Records provided start
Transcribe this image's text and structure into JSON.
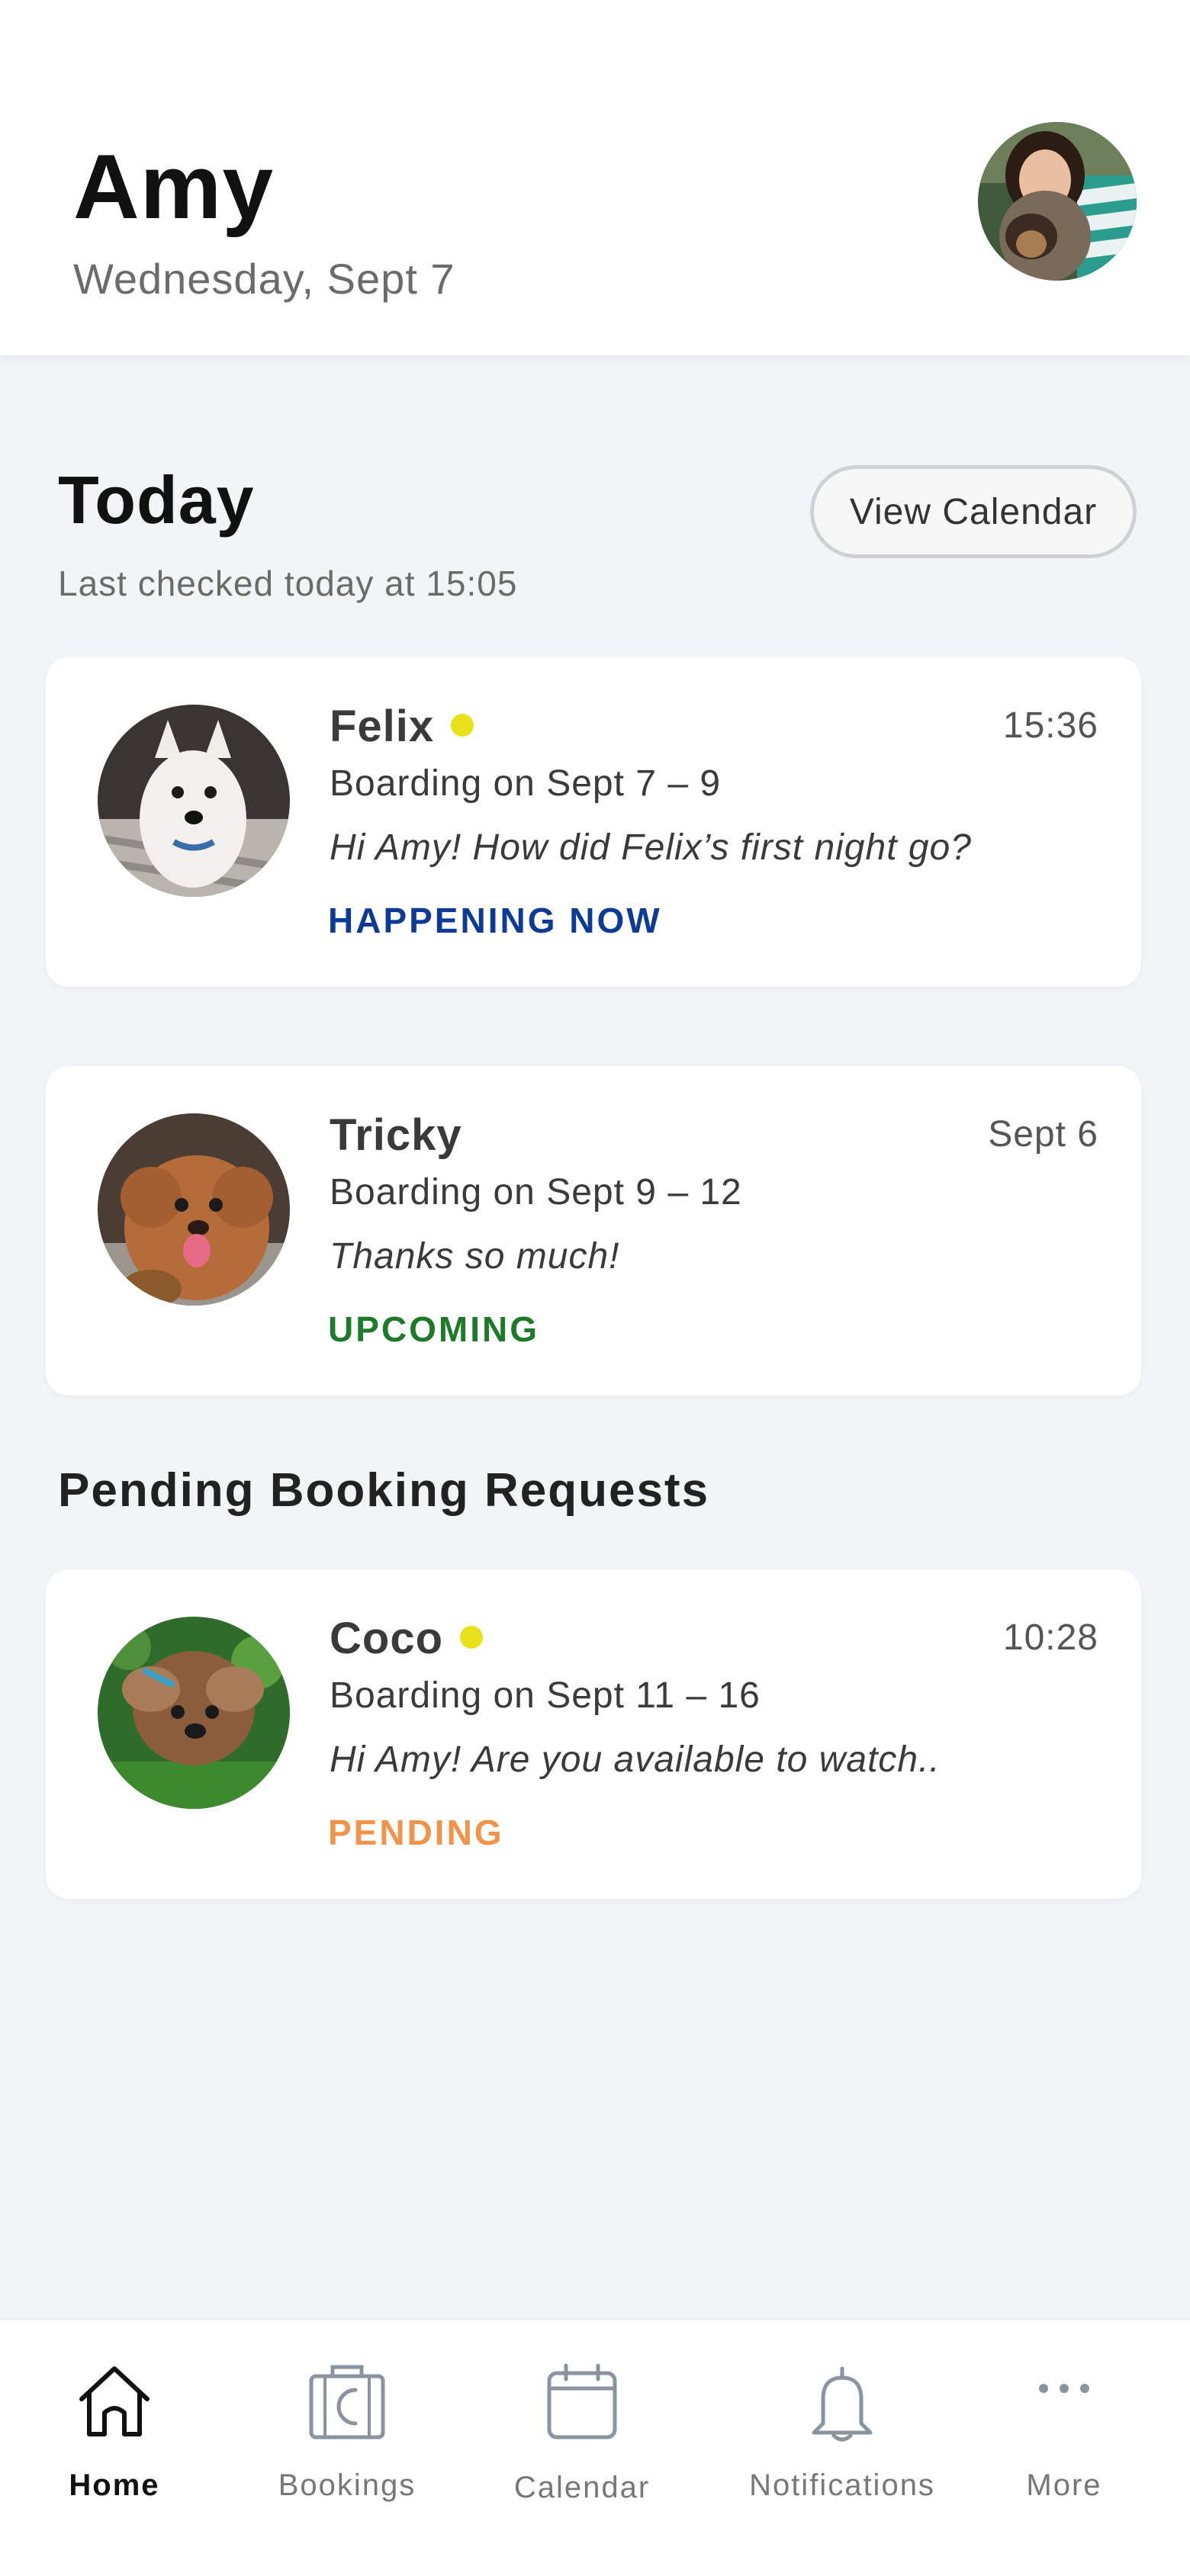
{
  "header": {
    "user_name": "Amy",
    "date": "Wednesday, Sept 7",
    "avatar_icon": "user-avatar-photo"
  },
  "today": {
    "title": "Today",
    "last_checked": "Last checked today at 15:05",
    "view_calendar_label": "View Calendar"
  },
  "today_cards": [
    {
      "pet_name": "Felix",
      "unread": true,
      "time": "15:36",
      "booking": "Boarding on Sept 7 – 9",
      "message": "Hi Amy! How did Felix’s first night go?",
      "status": "HAPPENING NOW",
      "status_color": "#0d3a96"
    },
    {
      "pet_name": "Tricky",
      "unread": false,
      "time": "Sept 6",
      "booking": "Boarding on Sept 9 – 12",
      "message": "Thanks so much!",
      "status": "UPCOMING",
      "status_color": "#1d7a2b"
    }
  ],
  "pending": {
    "title": "Pending Booking Requests",
    "cards": [
      {
        "pet_name": "Coco",
        "unread": true,
        "time": "10:28",
        "booking": "Boarding on Sept 11 – 16",
        "message": "Hi Amy! Are you available to watch..",
        "status": "PENDING",
        "status_color": "#f2934a"
      }
    ]
  },
  "unread_dot_color": "#e8e21a",
  "tabbar": {
    "items": [
      {
        "label": "Home",
        "icon": "home-icon",
        "active": true
      },
      {
        "label": "Bookings",
        "icon": "suitcase-moon-icon",
        "active": false
      },
      {
        "label": "Calendar",
        "icon": "calendar-icon",
        "active": false
      },
      {
        "label": "Notifications",
        "icon": "bell-icon",
        "active": false
      },
      {
        "label": "More",
        "icon": "more-dots-icon",
        "active": false
      }
    ]
  }
}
Records provided end
Copy out all the data without changing anything, and drop the pictures.

Written answer =
Transcribe this image's text and structure into JSON.
{
  "header": {
    "user_name": "Amy",
    "date": "Wednesday, Sept 7",
    "avatar_icon": "user-avatar-photo"
  },
  "today": {
    "title": "Today",
    "last_checked": "Last checked today at 15:05",
    "view_calendar_label": "View Calendar"
  },
  "today_cards": [
    {
      "pet_name": "Felix",
      "unread": true,
      "time": "15:36",
      "booking": "Boarding on Sept 7 – 9",
      "message": "Hi Amy! How did Felix’s first night go?",
      "status": "HAPPENING NOW",
      "status_color": "#0d3a96"
    },
    {
      "pet_name": "Tricky",
      "unread": false,
      "time": "Sept 6",
      "booking": "Boarding on Sept 9 – 12",
      "message": "Thanks so much!",
      "status": "UPCOMING",
      "status_color": "#1d7a2b"
    }
  ],
  "pending": {
    "title": "Pending Booking Requests",
    "cards": [
      {
        "pet_name": "Coco",
        "unread": true,
        "time": "10:28",
        "booking": "Boarding on Sept 11 – 16",
        "message": "Hi Amy! Are you available to watch..",
        "status": "PENDING",
        "status_color": "#f2934a"
      }
    ]
  },
  "unread_dot_color": "#e8e21a",
  "tabbar": {
    "items": [
      {
        "label": "Home",
        "icon": "home-icon",
        "active": true
      },
      {
        "label": "Bookings",
        "icon": "suitcase-moon-icon",
        "active": false
      },
      {
        "label": "Calendar",
        "icon": "calendar-icon",
        "active": false
      },
      {
        "label": "Notifications",
        "icon": "bell-icon",
        "active": false
      },
      {
        "label": "More",
        "icon": "more-dots-icon",
        "active": false
      }
    ]
  }
}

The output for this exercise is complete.